## EXERCISE OBJECTIVE
Exact repetition of every entry is required.

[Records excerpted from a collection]
'''

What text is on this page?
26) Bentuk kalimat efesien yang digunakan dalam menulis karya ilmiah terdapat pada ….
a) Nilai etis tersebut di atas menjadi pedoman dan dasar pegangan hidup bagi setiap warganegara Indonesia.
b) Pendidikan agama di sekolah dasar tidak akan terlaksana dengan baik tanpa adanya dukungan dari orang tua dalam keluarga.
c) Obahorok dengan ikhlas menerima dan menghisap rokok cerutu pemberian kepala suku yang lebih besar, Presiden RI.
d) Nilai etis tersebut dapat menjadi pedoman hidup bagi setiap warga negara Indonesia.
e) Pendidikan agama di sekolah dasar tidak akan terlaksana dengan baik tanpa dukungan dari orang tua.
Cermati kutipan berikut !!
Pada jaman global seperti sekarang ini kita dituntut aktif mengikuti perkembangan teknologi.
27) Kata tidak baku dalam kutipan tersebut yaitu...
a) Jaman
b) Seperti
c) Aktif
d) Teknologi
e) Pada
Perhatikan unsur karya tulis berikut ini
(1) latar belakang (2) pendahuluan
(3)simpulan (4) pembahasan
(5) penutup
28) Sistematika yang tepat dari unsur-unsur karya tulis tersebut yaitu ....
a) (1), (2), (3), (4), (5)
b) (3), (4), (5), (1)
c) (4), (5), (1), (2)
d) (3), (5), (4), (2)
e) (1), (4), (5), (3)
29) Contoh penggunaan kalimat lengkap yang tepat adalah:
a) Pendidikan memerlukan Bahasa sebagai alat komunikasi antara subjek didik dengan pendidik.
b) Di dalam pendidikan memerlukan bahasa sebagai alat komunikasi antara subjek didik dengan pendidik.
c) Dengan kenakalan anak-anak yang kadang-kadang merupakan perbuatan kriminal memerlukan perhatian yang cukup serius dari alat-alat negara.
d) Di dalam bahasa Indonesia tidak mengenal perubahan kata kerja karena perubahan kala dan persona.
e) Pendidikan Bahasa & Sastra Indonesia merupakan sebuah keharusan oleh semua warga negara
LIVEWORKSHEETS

'''

## RESPONSE TO THIS EXERCISE
What text is on this page?
26) Bentuk kalimat efesien yang digunakan dalam menulis karya ilmiah terdapat pada ….
a) Nilai etis tersebut di atas menjadi pedoman dan dasar pegangan hidup bagi setiap warganegara Indonesia.
b) Pendidikan agama di sekolah dasar tidak akan terlaksana dengan baik tanpa adanya dukungan dari orang tua dalam keluarga.
c) Obahorok dengan ikhlas menerima dan menghisap rokok cerutu pemberian kepala suku yang lebih besar, Presiden RI.
d) Nilai etis tersebut dapat menjadi pedoman hidup bagi setiap warga negara Indonesia.
e) Pendidikan agama di sekolah dasar tidak akan terlaksana dengan baik tanpa dukungan dari orang tua.
Cermati kutipan berikut !!
Pada jaman global seperti sekarang ini kita dituntut aktif mengikuti perkembangan teknologi.
27) Kata tidak baku dalam kutipan tersebut yaitu...
a) Jaman
b) Seperti
c) Aktif
d) Teknologi
e) Pada
Perhatikan unsur karya tulis berikut ini
(1) latar belakang (2) pendahuluan
(3)simpulan (4) pembahasan
(5) penutup
28) Sistematika yang tepat dari unsur-unsur karya tulis tersebut yaitu ....
a) (1), (2), (3), (4), (5)
b) (3), (4), (5), (1)
c) (4), (5), (1), (2)
d) (3), (5), (4), (2)
e) (1), (4), (5), (3)
29) Contoh penggunaan kalimat lengkap yang tepat adalah:
a) Pendidikan memerlukan Bahasa sebagai alat komunikasi antara subjek didik dengan pendidik.
b) Di dalam pendidikan memerlukan bahasa sebagai alat komunikasi antara subjek didik dengan pendidik.
c) Dengan kenakalan anak-anak yang kadang-kadang merupakan perbuatan kriminal memerlukan perhatian yang cukup serius dari alat-alat negara.
d) Di dalam bahasa Indonesia tidak mengenal perubahan kata kerja karena perubahan kala dan persona.
e) Pendidikan Bahasa & Sastra Indonesia merupakan sebuah keharusan oleh semua warga negara
LIVEWORKSHEETS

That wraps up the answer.